→ Problem details
Repeat, exactly and only, the lines from the one containing "What's the underlying" to the last line, inclusive; do not repeat the pictures.
····················
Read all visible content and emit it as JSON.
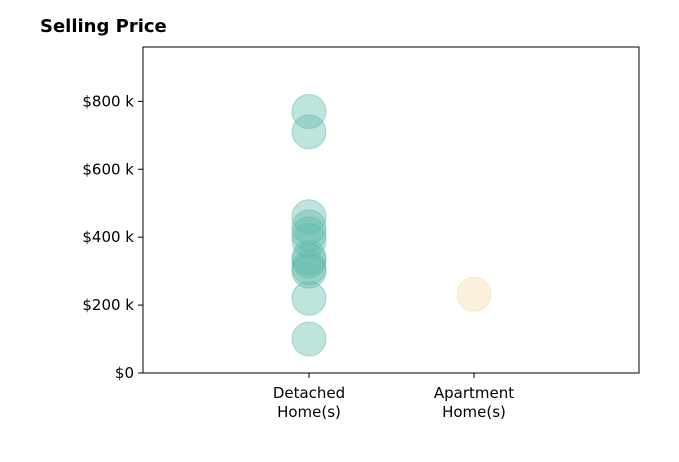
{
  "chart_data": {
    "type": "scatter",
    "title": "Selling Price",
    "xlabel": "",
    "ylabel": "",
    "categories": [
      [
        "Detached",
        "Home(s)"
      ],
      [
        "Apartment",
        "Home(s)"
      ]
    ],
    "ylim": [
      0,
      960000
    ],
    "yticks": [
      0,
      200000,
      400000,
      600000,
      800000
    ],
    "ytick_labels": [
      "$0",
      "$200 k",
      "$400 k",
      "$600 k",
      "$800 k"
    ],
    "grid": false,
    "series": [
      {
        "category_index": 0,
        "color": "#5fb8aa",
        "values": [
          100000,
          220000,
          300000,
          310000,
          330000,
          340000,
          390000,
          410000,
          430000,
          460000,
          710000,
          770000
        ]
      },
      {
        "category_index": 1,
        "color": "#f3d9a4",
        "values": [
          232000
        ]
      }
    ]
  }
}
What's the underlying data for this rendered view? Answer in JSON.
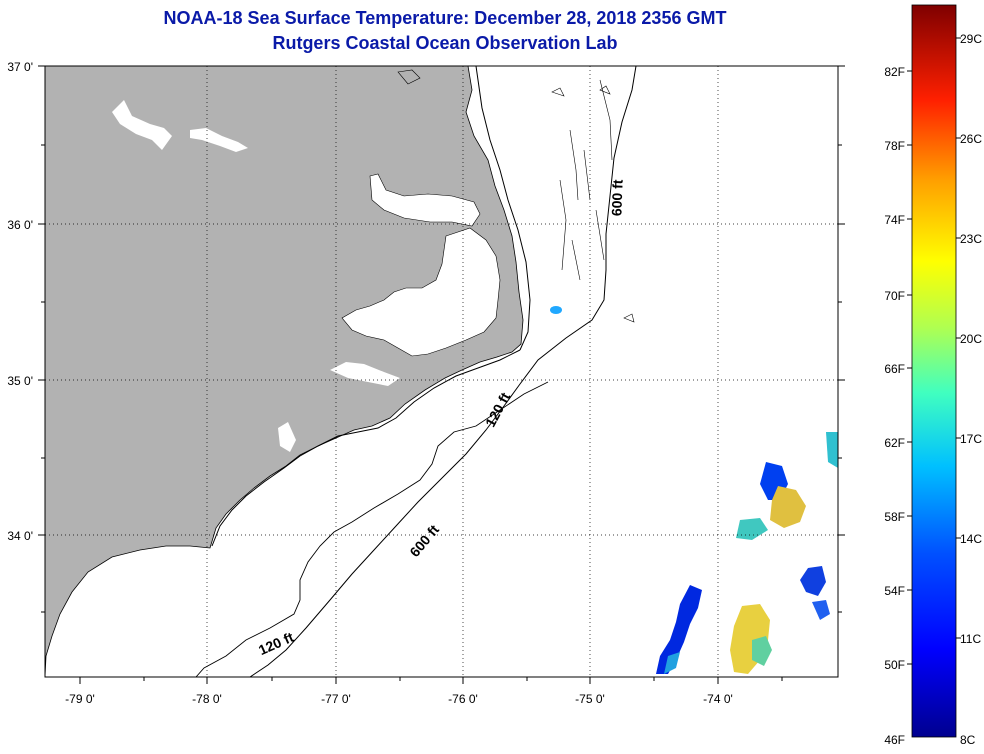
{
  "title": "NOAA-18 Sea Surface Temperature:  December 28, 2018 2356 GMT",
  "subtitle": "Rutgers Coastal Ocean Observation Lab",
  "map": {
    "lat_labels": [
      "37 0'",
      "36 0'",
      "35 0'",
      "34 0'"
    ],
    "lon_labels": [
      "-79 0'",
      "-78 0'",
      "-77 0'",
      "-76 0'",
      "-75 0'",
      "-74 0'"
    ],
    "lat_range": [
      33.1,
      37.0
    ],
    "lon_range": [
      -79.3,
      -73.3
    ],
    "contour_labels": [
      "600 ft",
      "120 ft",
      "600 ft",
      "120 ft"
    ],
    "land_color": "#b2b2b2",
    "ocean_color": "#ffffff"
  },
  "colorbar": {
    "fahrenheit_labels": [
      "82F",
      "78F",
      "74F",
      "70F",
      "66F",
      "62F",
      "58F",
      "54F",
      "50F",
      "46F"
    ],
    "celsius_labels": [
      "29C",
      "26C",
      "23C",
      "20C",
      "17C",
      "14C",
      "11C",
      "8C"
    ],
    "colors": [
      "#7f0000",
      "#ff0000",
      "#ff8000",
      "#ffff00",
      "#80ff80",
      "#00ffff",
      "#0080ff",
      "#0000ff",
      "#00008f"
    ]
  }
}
····················
→ Result below
What's the underlying data for this rendered view? Answer in JSON.
{
  "title": "NOAA-18 Sea Surface Temperature:  December 28, 2018 2356 GMT",
  "subtitle": "Rutgers Coastal Ocean Observation Lab",
  "map": {
    "lat_labels": [
      "37 0'",
      "36 0'",
      "35 0'",
      "34 0'"
    ],
    "lon_labels": [
      "-79 0'",
      "-78 0'",
      "-77 0'",
      "-76 0'",
      "-75 0'",
      "-74 0'"
    ],
    "lat_range": [
      33.1,
      37.0
    ],
    "lon_range": [
      -79.3,
      -73.3
    ],
    "contour_labels": [
      "600 ft",
      "120 ft",
      "600 ft",
      "120 ft"
    ],
    "land_color": "#b2b2b2",
    "ocean_color": "#ffffff"
  },
  "colorbar": {
    "fahrenheit_labels": [
      "82F",
      "78F",
      "74F",
      "70F",
      "66F",
      "62F",
      "58F",
      "54F",
      "50F",
      "46F"
    ],
    "celsius_labels": [
      "29C",
      "26C",
      "23C",
      "20C",
      "17C",
      "14C",
      "11C",
      "8C"
    ],
    "colors": [
      "#7f0000",
      "#ff0000",
      "#ff8000",
      "#ffff00",
      "#80ff80",
      "#00ffff",
      "#0080ff",
      "#0000ff",
      "#00008f"
    ]
  }
}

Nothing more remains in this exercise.